-- begin --

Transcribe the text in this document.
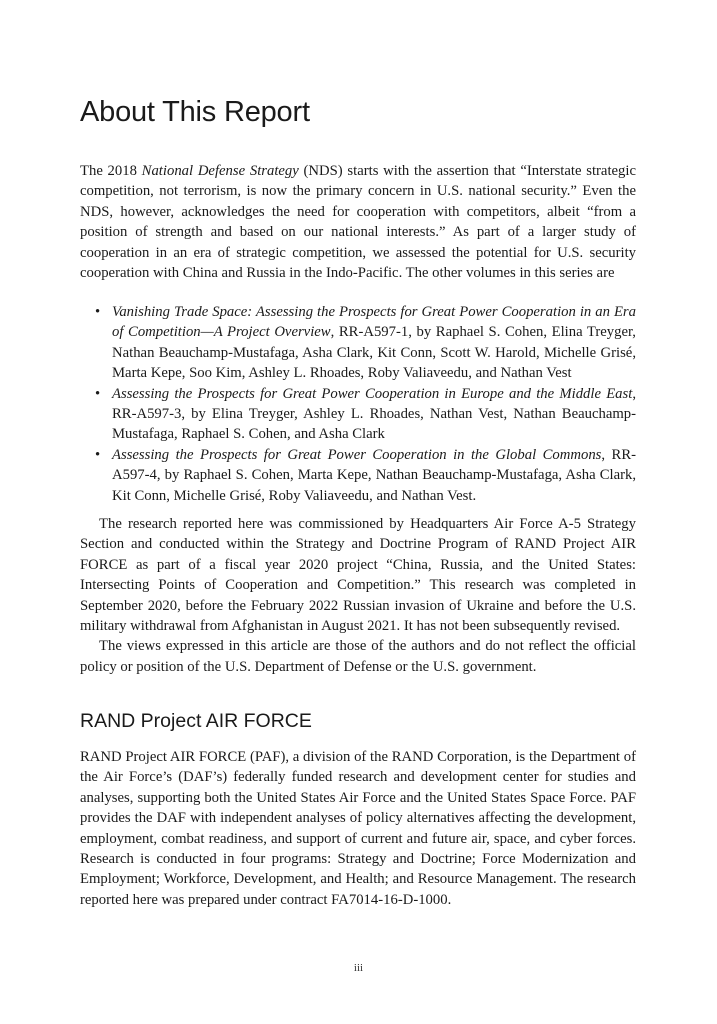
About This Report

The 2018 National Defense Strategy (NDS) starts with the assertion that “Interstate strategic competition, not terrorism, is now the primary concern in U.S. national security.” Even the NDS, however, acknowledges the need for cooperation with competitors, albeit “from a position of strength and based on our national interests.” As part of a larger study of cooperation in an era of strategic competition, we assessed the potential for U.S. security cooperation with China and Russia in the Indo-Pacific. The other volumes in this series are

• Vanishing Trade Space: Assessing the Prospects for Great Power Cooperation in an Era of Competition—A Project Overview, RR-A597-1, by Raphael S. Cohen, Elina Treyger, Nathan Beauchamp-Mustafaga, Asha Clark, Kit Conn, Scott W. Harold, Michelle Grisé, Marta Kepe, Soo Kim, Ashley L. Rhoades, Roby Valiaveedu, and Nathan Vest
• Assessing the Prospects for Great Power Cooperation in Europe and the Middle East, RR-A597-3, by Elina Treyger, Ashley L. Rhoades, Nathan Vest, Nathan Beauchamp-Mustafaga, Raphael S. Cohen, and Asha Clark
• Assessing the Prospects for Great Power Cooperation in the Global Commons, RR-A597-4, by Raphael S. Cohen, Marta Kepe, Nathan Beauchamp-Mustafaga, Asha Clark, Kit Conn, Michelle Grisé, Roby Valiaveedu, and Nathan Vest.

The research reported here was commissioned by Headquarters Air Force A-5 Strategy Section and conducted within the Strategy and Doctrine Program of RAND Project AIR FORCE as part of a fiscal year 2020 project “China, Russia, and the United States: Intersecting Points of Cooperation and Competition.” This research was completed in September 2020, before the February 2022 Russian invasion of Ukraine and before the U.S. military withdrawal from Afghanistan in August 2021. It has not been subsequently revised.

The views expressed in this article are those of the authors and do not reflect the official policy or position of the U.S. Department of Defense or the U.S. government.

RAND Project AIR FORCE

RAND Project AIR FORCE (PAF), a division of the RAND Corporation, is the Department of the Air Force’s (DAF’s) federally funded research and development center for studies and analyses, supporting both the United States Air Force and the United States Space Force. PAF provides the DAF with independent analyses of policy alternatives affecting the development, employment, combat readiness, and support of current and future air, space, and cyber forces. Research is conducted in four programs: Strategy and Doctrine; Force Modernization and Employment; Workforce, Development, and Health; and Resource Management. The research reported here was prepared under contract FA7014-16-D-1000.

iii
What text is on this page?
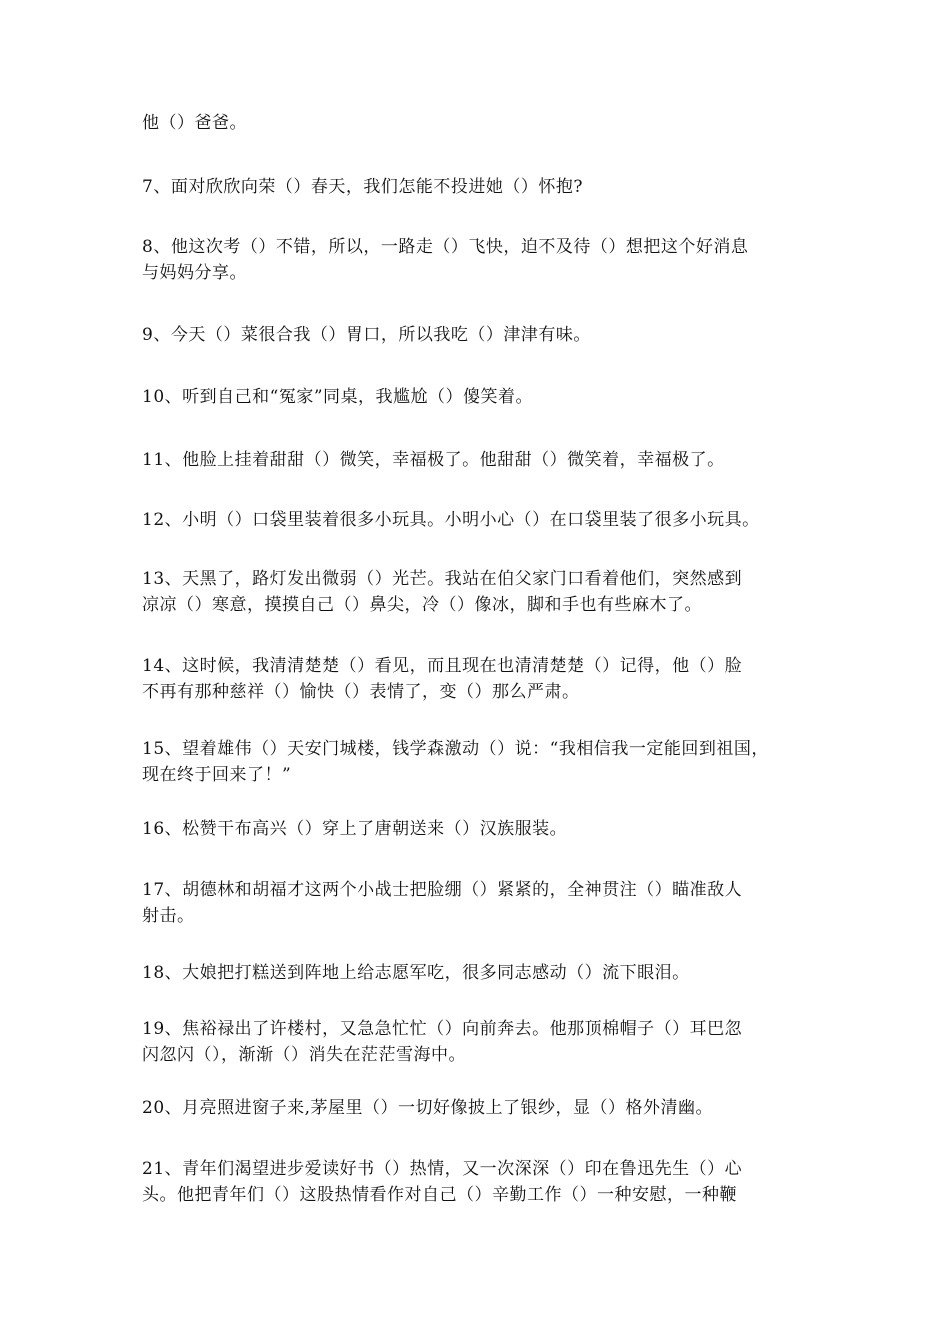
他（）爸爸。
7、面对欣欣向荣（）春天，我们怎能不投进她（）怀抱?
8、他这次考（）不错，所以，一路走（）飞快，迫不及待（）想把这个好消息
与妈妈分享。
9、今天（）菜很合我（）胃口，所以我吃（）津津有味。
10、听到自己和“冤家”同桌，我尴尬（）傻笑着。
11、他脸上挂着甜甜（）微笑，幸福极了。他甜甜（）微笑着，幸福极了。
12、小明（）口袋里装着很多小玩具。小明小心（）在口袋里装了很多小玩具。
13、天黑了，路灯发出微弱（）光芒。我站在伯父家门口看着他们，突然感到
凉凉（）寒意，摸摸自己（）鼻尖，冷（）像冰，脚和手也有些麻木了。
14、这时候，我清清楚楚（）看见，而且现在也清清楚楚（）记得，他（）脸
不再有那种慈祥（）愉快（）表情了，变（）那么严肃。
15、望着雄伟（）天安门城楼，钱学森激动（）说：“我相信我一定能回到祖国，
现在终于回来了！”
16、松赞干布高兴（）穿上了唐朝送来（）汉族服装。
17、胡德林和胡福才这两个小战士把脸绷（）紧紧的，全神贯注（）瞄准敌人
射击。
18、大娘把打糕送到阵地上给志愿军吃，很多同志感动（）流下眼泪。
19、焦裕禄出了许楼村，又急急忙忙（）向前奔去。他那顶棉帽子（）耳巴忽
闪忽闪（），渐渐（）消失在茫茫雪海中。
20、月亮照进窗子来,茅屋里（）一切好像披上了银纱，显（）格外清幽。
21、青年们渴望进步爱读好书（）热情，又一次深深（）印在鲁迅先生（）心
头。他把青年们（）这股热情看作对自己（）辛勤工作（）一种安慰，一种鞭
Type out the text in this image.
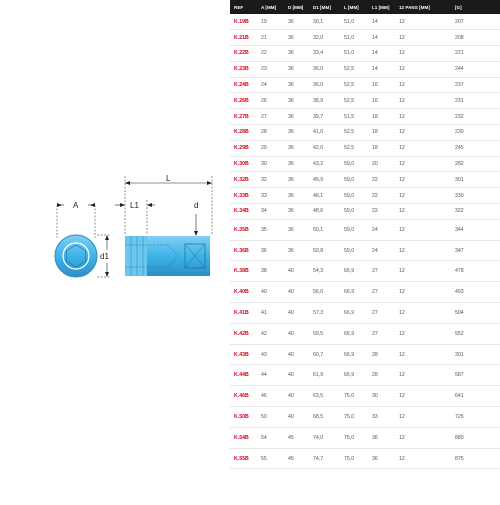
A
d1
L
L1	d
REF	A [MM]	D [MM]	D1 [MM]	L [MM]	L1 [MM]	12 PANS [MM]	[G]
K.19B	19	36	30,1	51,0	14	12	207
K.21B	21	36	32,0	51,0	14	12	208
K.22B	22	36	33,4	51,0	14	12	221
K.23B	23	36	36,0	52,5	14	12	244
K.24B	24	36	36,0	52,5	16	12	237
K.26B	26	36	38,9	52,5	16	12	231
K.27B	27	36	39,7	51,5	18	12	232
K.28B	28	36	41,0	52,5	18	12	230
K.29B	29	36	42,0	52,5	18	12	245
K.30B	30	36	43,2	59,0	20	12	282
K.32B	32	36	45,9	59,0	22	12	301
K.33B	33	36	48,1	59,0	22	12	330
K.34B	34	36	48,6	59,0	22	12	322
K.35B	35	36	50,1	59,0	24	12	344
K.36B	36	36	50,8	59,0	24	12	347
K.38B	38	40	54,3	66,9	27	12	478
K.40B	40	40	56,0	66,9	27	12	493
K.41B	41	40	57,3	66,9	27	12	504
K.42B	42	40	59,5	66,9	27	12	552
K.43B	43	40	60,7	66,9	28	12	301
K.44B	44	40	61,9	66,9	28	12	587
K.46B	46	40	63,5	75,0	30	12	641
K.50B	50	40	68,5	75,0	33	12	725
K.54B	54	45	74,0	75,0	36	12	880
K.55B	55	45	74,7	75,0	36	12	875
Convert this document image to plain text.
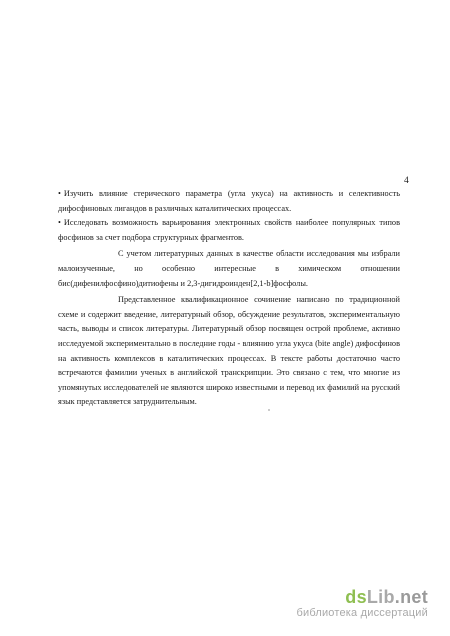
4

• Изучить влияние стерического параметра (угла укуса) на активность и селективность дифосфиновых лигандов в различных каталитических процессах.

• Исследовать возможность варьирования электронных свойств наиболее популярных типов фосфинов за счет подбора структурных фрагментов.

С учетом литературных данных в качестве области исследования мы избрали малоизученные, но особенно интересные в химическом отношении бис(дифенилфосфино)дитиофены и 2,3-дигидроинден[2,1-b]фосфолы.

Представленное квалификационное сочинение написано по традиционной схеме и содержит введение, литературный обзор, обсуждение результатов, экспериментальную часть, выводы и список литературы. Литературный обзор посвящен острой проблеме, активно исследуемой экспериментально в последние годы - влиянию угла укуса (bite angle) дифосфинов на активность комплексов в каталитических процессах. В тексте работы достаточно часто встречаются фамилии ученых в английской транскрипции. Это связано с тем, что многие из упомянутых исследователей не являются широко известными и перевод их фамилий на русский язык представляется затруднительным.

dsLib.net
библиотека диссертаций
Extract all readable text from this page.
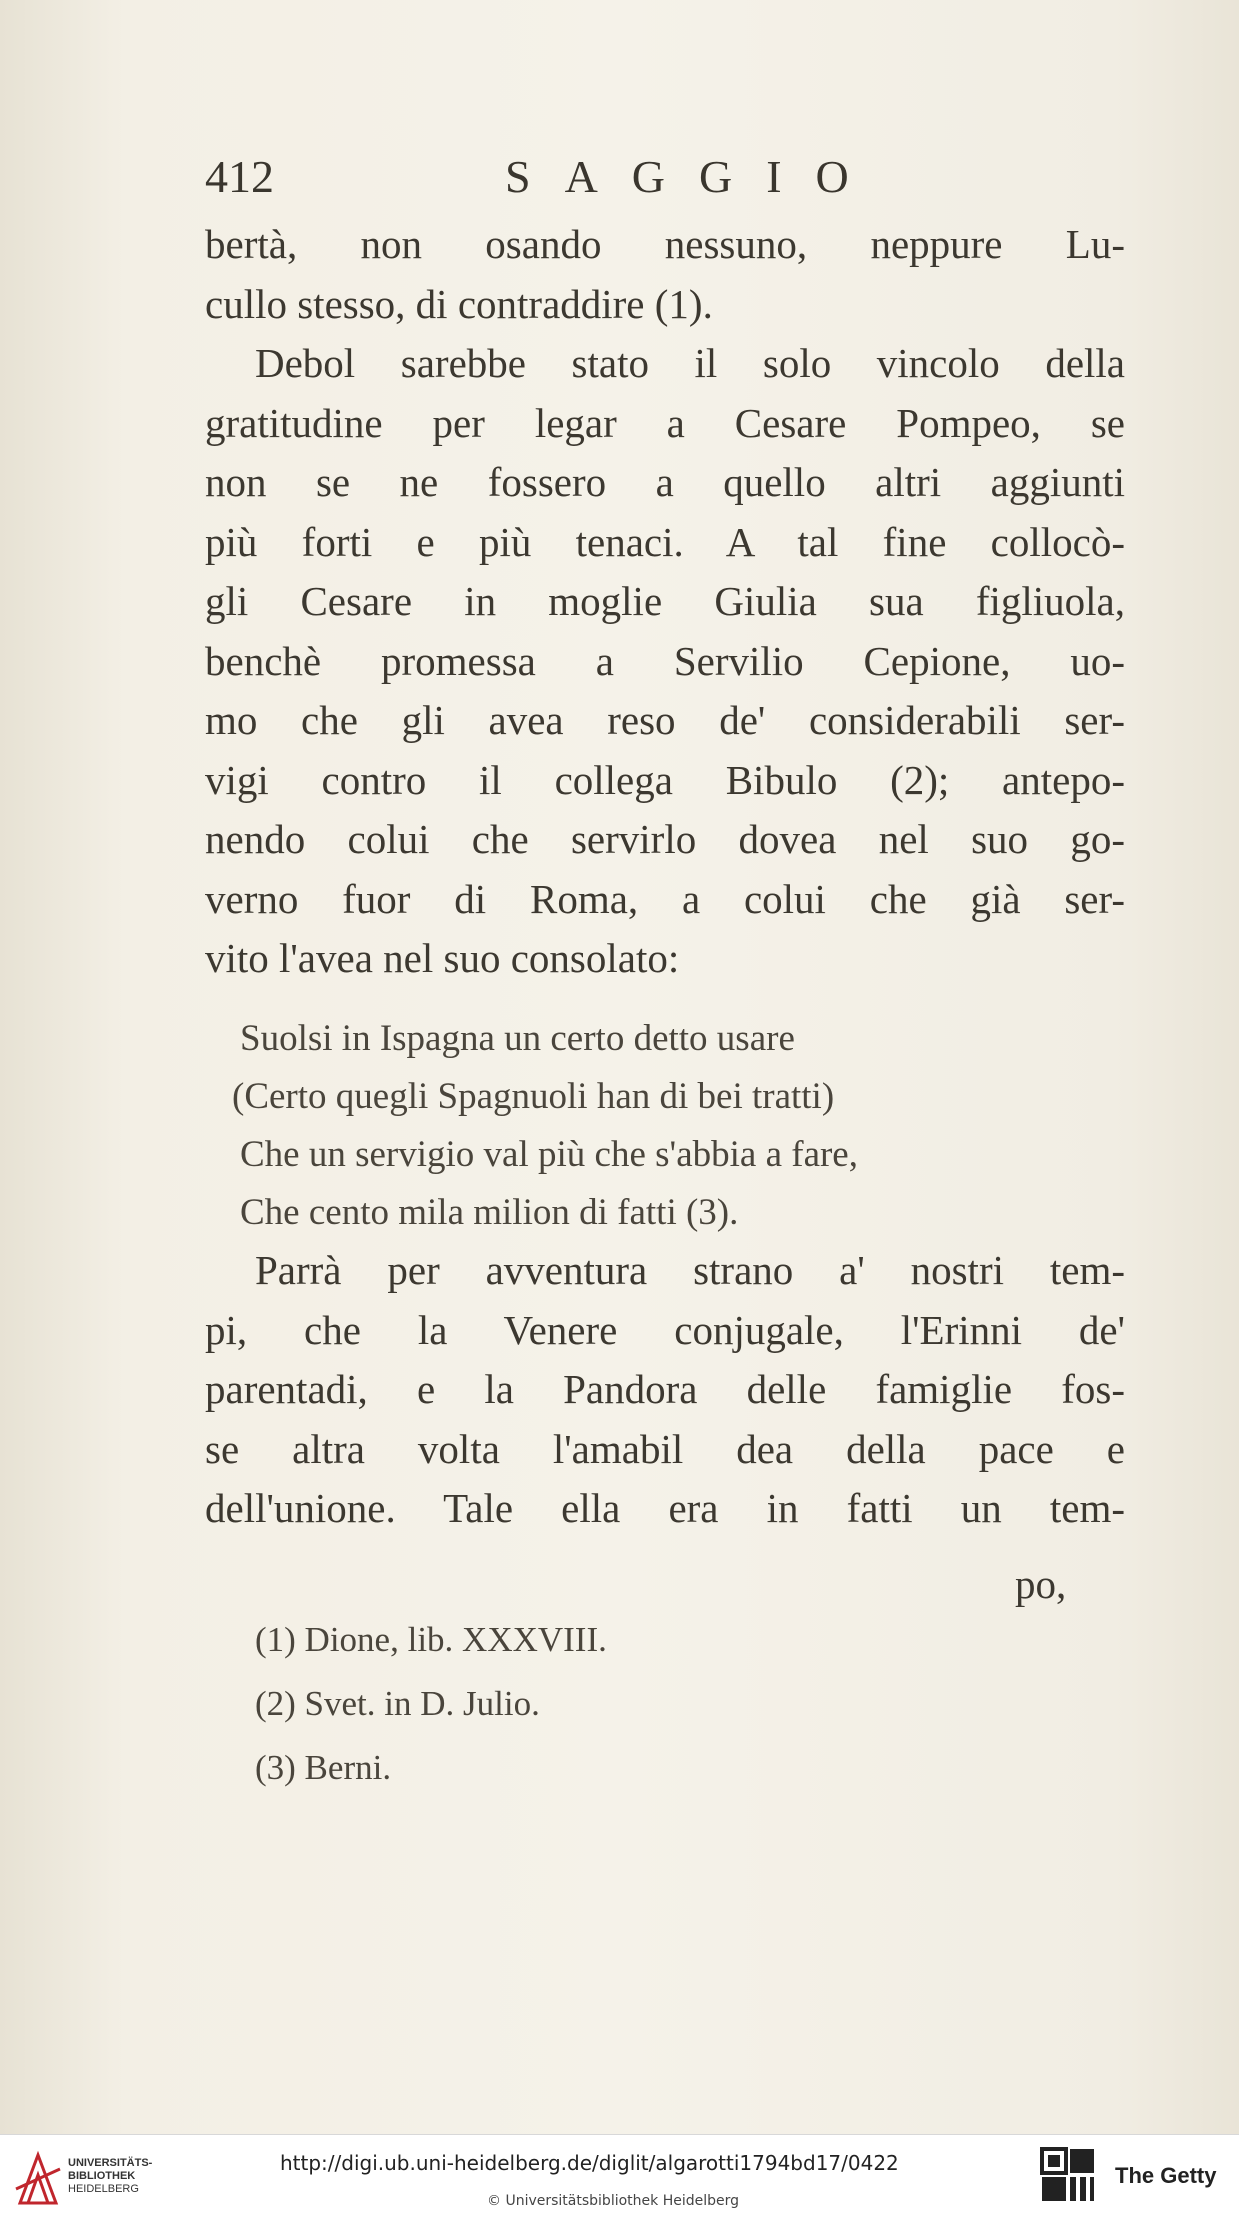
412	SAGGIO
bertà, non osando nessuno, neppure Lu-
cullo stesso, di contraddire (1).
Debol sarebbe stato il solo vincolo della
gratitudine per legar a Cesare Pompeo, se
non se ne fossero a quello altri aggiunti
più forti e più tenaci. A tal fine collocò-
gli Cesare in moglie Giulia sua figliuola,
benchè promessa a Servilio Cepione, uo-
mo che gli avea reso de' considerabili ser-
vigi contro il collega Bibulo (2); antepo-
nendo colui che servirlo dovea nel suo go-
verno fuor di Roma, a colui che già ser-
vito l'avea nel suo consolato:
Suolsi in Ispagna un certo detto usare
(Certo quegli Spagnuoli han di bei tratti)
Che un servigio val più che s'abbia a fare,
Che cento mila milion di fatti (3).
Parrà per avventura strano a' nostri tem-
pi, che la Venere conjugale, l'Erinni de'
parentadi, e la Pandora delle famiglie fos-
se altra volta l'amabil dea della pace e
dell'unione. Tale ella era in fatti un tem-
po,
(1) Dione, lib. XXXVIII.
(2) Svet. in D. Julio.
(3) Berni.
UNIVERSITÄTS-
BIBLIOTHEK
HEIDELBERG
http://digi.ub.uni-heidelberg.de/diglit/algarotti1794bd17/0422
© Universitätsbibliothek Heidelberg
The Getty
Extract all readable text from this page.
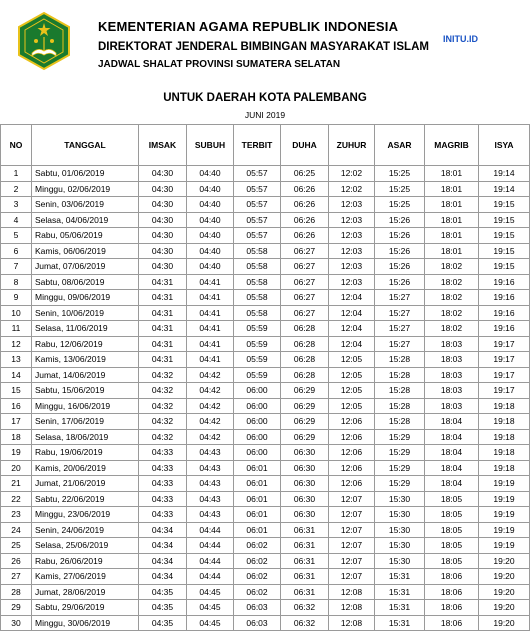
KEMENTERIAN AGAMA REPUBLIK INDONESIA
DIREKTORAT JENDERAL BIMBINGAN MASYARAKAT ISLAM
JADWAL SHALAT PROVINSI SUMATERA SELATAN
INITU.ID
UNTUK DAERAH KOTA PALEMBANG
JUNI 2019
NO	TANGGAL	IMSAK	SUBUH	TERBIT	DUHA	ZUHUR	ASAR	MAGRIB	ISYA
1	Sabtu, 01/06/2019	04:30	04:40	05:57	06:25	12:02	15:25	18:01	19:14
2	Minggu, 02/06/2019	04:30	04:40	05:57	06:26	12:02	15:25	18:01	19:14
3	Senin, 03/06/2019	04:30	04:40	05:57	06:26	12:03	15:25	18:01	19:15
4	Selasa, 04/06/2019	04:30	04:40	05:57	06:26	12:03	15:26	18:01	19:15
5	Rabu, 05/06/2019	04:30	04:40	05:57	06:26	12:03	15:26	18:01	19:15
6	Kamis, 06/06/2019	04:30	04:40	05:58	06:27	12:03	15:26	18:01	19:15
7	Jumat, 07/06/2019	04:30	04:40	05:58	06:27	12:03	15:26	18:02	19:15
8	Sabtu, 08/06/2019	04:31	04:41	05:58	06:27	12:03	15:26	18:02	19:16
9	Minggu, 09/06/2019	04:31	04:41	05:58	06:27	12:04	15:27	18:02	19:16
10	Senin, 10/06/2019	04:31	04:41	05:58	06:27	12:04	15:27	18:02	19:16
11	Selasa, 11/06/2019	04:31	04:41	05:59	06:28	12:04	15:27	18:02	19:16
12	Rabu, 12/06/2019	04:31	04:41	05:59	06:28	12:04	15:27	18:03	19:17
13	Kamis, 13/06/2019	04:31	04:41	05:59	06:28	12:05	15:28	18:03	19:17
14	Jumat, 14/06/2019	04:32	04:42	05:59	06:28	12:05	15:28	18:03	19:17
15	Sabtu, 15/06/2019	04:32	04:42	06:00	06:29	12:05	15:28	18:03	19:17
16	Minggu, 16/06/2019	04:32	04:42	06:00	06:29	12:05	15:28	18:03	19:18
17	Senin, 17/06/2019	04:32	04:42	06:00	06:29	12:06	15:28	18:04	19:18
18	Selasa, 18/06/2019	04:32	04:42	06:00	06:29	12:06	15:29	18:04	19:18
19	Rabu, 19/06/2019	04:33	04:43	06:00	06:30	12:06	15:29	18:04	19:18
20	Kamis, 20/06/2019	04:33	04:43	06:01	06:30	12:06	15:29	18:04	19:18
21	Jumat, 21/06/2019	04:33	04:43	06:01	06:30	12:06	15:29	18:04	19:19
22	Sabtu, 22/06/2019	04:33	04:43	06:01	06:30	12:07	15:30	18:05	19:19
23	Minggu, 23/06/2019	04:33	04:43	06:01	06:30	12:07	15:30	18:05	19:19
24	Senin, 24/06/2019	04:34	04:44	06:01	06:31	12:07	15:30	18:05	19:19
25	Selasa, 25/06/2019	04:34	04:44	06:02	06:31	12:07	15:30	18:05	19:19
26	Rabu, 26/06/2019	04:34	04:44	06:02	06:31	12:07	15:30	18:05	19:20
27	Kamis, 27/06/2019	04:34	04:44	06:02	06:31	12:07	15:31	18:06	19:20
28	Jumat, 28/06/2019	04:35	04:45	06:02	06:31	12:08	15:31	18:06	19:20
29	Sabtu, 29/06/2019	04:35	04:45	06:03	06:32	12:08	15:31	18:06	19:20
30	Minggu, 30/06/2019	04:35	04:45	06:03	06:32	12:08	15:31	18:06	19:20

-- end --

▶ TASK TO CARRY OUT
Your task is to gather all lines from the entries above that hold the word "colui".

▶ RESULT FOR THIS EXERCISE
nendo colui che servirlo dovea nel suo go-
verno fuor di Roma, a colui che già ser-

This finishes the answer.